** Begin Input data **
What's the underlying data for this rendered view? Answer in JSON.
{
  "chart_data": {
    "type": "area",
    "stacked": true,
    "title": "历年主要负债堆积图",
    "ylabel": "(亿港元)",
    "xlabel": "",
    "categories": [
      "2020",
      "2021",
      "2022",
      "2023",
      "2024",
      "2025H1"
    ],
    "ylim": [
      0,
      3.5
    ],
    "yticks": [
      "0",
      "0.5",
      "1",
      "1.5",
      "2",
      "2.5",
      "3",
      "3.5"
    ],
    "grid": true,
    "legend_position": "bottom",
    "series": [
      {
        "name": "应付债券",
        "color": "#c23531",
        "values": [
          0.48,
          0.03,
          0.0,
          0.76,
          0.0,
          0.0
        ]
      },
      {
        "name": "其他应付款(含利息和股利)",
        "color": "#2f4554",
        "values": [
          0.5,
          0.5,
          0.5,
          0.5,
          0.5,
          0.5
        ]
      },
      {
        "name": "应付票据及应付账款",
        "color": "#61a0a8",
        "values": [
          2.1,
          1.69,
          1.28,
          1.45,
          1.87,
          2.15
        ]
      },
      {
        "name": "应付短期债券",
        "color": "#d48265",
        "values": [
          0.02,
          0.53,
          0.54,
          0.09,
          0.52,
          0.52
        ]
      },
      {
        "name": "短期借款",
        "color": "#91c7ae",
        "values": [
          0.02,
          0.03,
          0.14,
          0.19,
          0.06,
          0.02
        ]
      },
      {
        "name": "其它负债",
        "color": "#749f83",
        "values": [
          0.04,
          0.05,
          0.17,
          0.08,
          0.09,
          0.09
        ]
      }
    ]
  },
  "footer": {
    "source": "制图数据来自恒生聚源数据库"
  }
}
** End Input data **
** Begin Input data **
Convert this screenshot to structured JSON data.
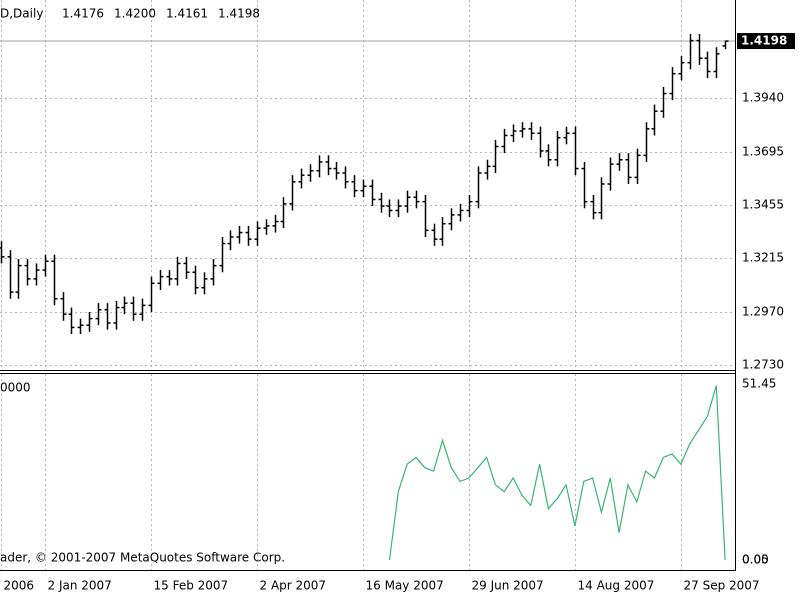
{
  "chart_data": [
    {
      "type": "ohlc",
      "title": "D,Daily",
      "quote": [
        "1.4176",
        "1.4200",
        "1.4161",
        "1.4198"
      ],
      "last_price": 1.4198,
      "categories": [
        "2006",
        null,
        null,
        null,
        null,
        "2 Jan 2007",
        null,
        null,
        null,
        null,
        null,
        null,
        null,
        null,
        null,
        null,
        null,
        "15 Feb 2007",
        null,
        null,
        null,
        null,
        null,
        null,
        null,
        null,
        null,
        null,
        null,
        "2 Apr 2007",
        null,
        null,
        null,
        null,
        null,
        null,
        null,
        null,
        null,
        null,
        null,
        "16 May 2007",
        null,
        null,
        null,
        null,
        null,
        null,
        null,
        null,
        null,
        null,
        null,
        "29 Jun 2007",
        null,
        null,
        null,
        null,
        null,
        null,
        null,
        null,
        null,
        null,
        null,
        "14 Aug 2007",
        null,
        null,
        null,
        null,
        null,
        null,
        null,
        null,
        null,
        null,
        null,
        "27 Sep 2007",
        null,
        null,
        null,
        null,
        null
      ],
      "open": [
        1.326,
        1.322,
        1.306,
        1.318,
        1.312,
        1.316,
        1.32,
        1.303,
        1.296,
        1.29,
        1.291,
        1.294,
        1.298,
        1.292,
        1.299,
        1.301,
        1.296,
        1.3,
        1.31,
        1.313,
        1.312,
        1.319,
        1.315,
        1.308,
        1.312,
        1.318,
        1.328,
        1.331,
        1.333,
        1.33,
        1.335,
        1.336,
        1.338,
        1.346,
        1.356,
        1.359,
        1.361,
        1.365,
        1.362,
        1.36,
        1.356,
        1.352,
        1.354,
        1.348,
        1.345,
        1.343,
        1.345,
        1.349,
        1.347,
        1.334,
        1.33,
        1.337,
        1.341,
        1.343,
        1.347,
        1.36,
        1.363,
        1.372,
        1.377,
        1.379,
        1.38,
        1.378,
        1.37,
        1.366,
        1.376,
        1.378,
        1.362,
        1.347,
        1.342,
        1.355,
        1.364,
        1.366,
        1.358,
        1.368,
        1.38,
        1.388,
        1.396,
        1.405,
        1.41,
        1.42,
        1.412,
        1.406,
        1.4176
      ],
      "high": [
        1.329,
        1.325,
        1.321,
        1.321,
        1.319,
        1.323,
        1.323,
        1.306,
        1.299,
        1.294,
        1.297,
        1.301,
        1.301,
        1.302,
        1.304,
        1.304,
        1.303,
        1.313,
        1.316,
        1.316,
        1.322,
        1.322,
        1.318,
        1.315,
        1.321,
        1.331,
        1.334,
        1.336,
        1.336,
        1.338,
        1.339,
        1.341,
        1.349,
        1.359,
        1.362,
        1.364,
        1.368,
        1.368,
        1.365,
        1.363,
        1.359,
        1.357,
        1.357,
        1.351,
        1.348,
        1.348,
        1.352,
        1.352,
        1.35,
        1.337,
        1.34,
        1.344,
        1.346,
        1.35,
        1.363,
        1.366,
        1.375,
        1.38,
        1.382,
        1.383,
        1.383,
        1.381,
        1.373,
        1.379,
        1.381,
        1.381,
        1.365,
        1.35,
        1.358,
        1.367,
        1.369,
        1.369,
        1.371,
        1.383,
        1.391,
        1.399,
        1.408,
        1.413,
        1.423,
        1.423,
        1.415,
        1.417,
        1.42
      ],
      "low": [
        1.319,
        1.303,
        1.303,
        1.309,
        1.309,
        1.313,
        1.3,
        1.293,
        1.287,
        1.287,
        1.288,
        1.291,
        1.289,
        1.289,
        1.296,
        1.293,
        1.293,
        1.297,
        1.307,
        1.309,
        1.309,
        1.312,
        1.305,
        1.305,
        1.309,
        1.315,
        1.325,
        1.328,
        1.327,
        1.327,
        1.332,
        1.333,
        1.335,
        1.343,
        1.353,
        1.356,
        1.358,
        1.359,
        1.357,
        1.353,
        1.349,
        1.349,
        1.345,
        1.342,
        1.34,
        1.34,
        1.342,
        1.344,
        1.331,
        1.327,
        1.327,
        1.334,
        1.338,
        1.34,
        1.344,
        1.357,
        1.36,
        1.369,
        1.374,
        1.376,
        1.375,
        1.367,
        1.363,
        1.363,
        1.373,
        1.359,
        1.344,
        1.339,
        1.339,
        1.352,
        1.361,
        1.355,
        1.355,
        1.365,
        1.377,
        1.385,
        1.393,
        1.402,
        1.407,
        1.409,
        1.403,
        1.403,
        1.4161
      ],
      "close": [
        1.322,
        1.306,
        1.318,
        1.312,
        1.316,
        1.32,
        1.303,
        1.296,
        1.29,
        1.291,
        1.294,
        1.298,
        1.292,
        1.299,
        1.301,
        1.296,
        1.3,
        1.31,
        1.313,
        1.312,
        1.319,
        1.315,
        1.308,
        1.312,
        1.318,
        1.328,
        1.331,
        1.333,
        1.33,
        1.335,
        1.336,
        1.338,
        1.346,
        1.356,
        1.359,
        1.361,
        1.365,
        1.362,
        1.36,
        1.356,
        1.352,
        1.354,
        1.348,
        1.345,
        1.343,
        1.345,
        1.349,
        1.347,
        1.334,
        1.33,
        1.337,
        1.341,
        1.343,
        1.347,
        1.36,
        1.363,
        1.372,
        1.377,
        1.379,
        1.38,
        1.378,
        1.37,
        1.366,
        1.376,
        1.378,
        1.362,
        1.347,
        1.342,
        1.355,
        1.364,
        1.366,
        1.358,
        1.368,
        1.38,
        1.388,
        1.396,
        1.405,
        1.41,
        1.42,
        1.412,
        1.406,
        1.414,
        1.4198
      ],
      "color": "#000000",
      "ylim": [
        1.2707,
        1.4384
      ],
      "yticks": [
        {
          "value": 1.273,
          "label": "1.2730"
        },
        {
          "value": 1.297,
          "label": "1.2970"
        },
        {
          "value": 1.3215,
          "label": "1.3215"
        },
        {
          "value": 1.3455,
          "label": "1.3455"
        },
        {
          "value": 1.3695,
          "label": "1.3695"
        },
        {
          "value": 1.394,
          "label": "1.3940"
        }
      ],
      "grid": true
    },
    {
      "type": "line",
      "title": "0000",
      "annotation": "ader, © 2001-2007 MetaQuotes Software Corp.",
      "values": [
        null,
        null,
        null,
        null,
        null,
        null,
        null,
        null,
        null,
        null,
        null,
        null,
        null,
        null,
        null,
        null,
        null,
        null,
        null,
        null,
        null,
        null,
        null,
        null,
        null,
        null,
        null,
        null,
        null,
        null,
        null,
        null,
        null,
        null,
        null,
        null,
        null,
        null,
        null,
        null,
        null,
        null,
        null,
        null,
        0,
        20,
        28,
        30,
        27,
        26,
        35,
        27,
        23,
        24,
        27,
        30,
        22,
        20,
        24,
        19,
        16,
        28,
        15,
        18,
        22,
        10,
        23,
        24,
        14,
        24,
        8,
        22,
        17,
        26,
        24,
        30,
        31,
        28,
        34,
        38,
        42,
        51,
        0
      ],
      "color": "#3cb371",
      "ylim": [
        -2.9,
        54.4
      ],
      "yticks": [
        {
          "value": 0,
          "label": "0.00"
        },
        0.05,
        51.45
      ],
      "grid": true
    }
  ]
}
** End Input data **
** Begin Input data **
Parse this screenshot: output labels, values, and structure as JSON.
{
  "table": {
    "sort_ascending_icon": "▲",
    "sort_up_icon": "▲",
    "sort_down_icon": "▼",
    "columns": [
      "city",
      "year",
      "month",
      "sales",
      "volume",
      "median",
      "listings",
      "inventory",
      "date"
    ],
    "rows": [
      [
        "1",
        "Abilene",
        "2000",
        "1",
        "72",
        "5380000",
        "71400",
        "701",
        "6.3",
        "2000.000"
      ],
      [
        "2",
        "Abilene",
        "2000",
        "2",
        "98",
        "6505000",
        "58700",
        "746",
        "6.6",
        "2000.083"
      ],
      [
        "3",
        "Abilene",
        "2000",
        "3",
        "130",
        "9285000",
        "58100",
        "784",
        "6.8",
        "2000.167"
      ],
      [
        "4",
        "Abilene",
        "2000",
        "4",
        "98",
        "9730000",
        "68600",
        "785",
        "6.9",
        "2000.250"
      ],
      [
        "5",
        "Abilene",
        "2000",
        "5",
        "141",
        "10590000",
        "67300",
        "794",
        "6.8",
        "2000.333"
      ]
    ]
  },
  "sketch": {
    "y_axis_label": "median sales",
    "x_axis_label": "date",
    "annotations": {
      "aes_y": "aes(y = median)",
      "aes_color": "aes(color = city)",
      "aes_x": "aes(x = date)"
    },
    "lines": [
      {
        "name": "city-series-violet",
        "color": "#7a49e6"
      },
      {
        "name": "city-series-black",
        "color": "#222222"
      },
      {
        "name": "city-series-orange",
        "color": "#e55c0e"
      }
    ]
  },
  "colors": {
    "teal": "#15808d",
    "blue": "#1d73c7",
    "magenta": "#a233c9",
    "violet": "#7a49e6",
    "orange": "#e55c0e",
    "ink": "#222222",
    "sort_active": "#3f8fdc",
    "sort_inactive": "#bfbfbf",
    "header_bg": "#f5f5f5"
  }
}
** End Input data **
Task -> Show, from the listing above, each line that contains the word "title".

Exercise output ->
    "title": "历年主要负债堆积图",
      "title": "D,Daily",
      "title": "0000",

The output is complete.